§ **Testo**
# # # # # # #
Lavorare 2.0

Airbnb manderà in pensione le agenzie di viaggio grazie a un italiano

Turista o viaggiatore? 

AirbnbLa differenza sta nell’approccio, nell’attitudine. È una questione di sguardo, prima ancora che di portafoglio. Chi è realmente intenzionato a immergersi nell’atmosfera di un luogo, entrare in contatto con lo spirito della sua gente e comprenderne le tradizioni, è generalmente predisposto a lasciar andare schemi e modelli interpretativi tipici della propria cultura. Ciò significa accettare il fascino e la “seduzione” esercitati da percorsi conoscitivi esterni ai circuiti tradizionali e commerciali. Qualcosa forse meno folcloristico e sensazionalistico dei luoghi noti ai più, ma che offre un quadro autentico dell’essenza di un popolo.

 

Airbnb, la vacanza come full immersion in un altro “mondo”
# # # # # # #
§ **Voci dell'elenco**
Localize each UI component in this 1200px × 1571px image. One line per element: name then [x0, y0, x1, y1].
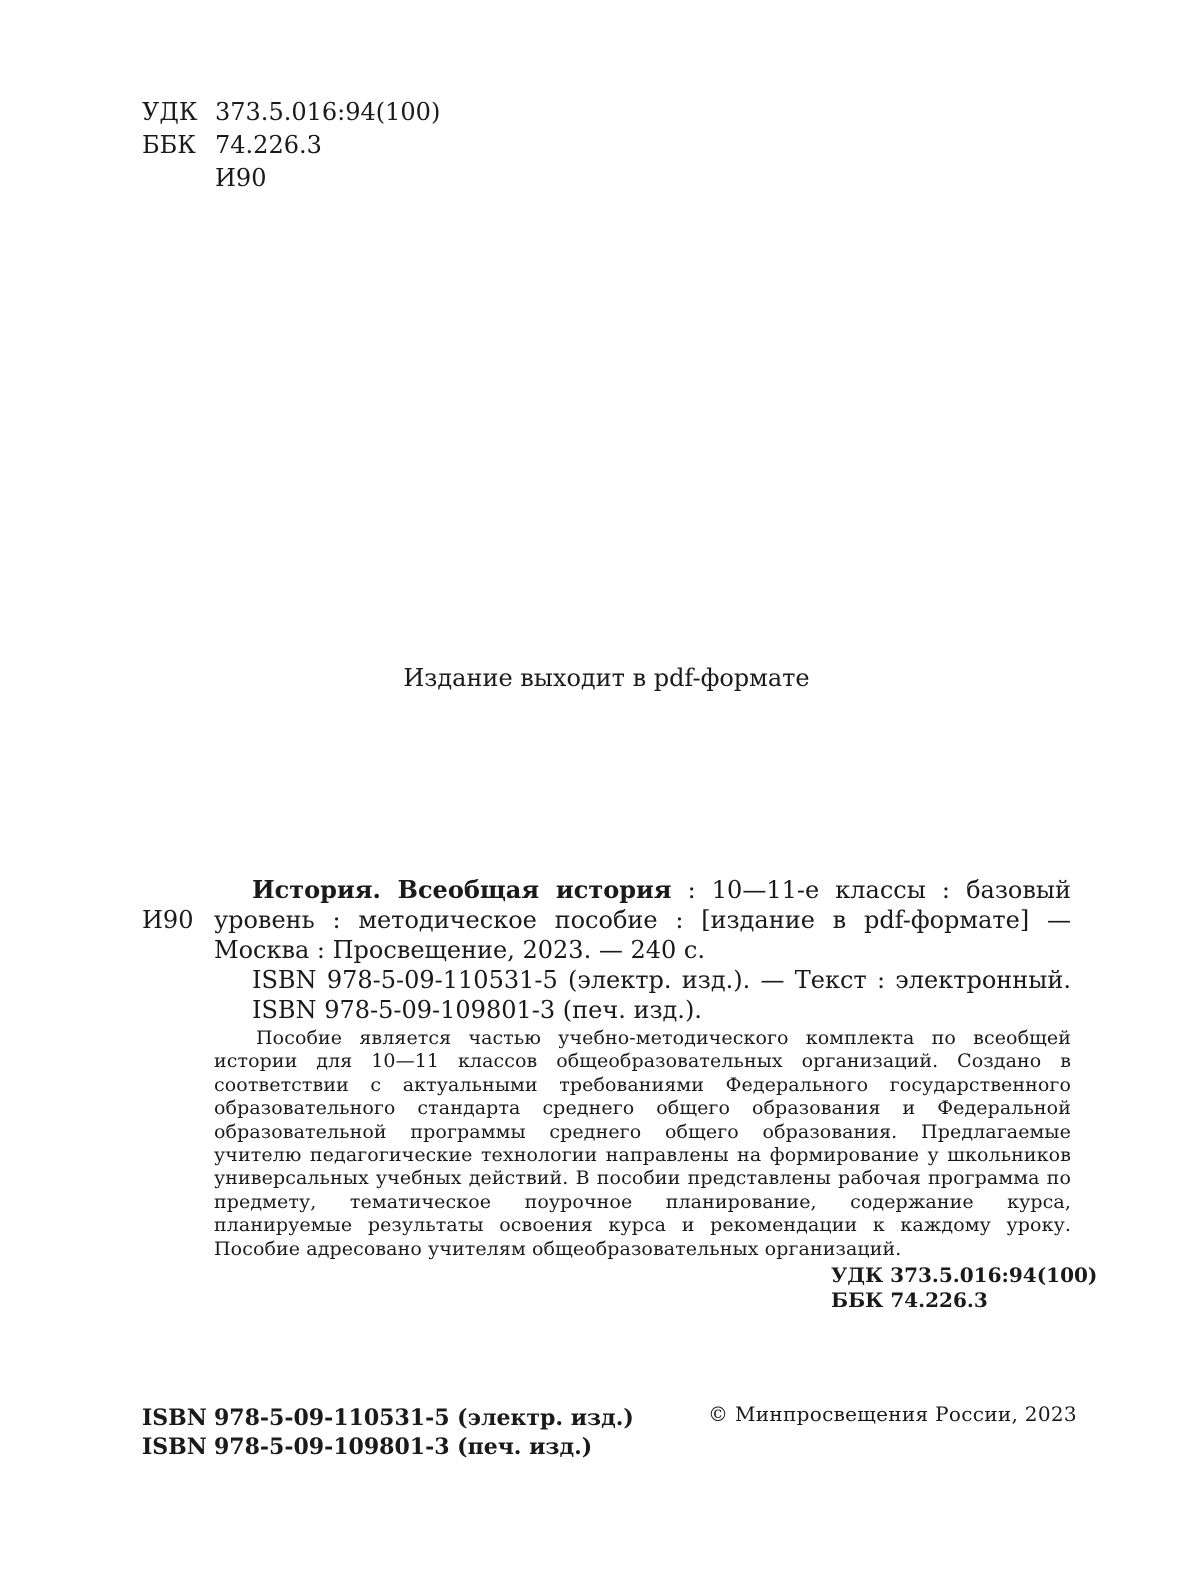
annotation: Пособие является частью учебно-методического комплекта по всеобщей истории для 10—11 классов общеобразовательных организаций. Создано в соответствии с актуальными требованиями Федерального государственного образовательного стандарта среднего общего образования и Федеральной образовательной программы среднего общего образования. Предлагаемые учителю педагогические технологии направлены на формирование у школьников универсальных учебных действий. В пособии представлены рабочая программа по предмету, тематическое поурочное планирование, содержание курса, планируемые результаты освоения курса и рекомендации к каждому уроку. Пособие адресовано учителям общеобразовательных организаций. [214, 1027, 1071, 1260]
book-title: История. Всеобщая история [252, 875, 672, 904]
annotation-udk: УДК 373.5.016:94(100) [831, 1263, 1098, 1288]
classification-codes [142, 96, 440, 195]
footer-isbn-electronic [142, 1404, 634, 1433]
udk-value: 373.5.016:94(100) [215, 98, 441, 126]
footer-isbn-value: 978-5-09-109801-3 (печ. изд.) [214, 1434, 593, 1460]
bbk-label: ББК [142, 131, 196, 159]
# # # # # # #
§ **Compito A**
Trascrivi alla lettera il passo del testo compreso tra "AirbnbLa differenza sta" e "di un popolo.", estremi inclusi.
§ **Compito B**
Nell'elenco, riporta le righe che vanno da quella contenente "annotation: Пособие является" fino alla fine dell'elenco, entrambe le estremità incluse, sostituendo "footer-isbn" con "colophon-isbn" e lasciando tutto il resto invariato.

§ **Soluzione scritta A**
AirbnbLa differenza sta nell’approccio, nell’attitudine. È una questione di sguardo, prima ancora che di portafoglio. Chi è realmente intenzionato a immergersi nell’atmosfera di un luogo, entrare in contatto con lo spirito della sua gente e comprenderne le tradizioni, è generalmente predisposto a lasciar andare schemi e modelli interpretativi tipici della propria cultura. Ciò significa accettare il fascino e la “seduzione” esercitati da percorsi conoscitivi esterni ai circuiti tradizionali e commerciali. Qualcosa forse meno folcloristico e sensazionalistico dei luoghi noti ai più, ma che offre un quadro autentico dell’essenza di un popolo.

§ **Soluzione scritta B**
annotation: Пособие является частью учебно-методического комплекта по всеобщей истории для 10—11 классов общеобразовательных организаций. Создано в соответствии с актуальными требованиями Федерального государственного образовательного стандарта среднего общего образования и Федеральной образовательной программы среднего общего образования. Предлагаемые учителю педагогические технологии направлены на формирование у школьников универсальных учебных действий. В пособии представлены рабочая программа по предмету, тематическое поурочное планирование, содержание курса, планируемые результаты освоения курса и рекомендации к каждому уроку. Пособие адресовано учителям общеобразовательных организаций. [214, 1027, 1071, 1260]
book-title: История. Всеобщая история [252, 875, 672, 904]
annotation-udk: УДК 373.5.016:94(100) [831, 1263, 1098, 1288]
classification-codes [142, 96, 440, 195]
colophon-isbn-electronic [142, 1404, 634, 1433]
udk-value: 373.5.016:94(100) [215, 98, 441, 126]
colophon-isbn-value: 978-5-09-109801-3 (печ. изд.) [214, 1434, 593, 1460]
bbk-label: ББК [142, 131, 196, 159]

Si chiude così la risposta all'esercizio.